» Instructions to follow
From the listing below, tally the lines that include "this". Return only the total.

+++ Task inputs

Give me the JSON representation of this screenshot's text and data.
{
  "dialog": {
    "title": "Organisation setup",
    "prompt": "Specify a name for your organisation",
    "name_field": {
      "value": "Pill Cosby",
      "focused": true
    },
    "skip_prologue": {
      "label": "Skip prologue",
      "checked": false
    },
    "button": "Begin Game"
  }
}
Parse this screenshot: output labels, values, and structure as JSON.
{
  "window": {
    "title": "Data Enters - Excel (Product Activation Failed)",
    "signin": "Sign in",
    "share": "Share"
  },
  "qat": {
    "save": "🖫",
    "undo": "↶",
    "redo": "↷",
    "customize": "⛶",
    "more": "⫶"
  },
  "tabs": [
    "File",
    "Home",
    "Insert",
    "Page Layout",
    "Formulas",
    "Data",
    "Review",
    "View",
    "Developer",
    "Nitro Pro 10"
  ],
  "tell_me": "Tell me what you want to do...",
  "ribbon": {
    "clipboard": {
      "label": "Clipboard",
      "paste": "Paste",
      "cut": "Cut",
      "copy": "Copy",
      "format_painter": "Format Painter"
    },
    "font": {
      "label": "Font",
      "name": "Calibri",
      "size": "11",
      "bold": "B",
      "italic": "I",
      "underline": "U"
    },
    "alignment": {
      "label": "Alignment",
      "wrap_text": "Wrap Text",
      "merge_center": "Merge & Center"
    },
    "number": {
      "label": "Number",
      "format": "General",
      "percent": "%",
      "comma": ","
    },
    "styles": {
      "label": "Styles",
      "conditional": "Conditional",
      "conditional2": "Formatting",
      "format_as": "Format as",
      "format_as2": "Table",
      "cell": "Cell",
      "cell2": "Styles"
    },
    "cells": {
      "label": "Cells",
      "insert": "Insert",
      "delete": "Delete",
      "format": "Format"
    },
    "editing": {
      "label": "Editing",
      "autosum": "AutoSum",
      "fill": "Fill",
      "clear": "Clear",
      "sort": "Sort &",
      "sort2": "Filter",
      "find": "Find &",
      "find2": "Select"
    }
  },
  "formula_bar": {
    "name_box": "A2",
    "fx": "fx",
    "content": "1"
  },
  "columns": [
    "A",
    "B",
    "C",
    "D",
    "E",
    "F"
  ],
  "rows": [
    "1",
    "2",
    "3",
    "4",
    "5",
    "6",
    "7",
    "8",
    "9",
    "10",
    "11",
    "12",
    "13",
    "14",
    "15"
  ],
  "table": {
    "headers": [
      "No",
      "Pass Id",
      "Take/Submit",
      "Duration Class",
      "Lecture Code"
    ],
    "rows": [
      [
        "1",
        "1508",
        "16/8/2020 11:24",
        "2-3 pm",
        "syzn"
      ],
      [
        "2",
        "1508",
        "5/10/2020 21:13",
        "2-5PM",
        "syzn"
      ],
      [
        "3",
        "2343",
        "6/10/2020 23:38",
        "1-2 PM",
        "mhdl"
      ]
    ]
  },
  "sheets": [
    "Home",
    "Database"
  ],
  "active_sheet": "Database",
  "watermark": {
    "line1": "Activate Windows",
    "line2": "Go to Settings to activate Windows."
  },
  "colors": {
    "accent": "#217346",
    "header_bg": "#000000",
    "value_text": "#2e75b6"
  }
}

++++++

» Response below
2